What to work on:
Take the material below and write it all out again exactly.

— Begin Records to use —

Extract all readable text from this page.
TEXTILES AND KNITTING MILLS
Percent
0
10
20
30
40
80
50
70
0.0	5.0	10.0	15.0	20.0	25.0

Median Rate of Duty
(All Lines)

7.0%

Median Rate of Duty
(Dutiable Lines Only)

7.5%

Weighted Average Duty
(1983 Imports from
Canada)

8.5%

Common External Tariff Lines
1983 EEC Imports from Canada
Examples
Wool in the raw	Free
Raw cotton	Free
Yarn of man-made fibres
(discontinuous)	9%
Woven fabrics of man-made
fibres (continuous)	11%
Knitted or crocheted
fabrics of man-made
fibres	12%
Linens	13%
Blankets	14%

— End Records to use —

Reply to the task:
Extract all readable text from this page.
TEXTILES AND KNITTING MILLS
Percent
0
10
20
30
40
80
50
70
0.0	5.0	10.0	15.0	20.0	25.0

Median Rate of Duty
(All Lines)

7.0%

Median Rate of Duty
(Dutiable Lines Only)

7.5%

Weighted Average Duty
(1983 Imports from
Canada)

8.5%

Common External Tariff Lines
1983 EEC Imports from Canada
Examples
Wool in the raw	Free
Raw cotton	Free
Yarn of man-made fibres
(discontinuous)	9%
Woven fabrics of man-made
fibres (continuous)	11%
Knitted or crocheted
fabrics of man-made
fibres	12%
Linens	13%
Blankets	14%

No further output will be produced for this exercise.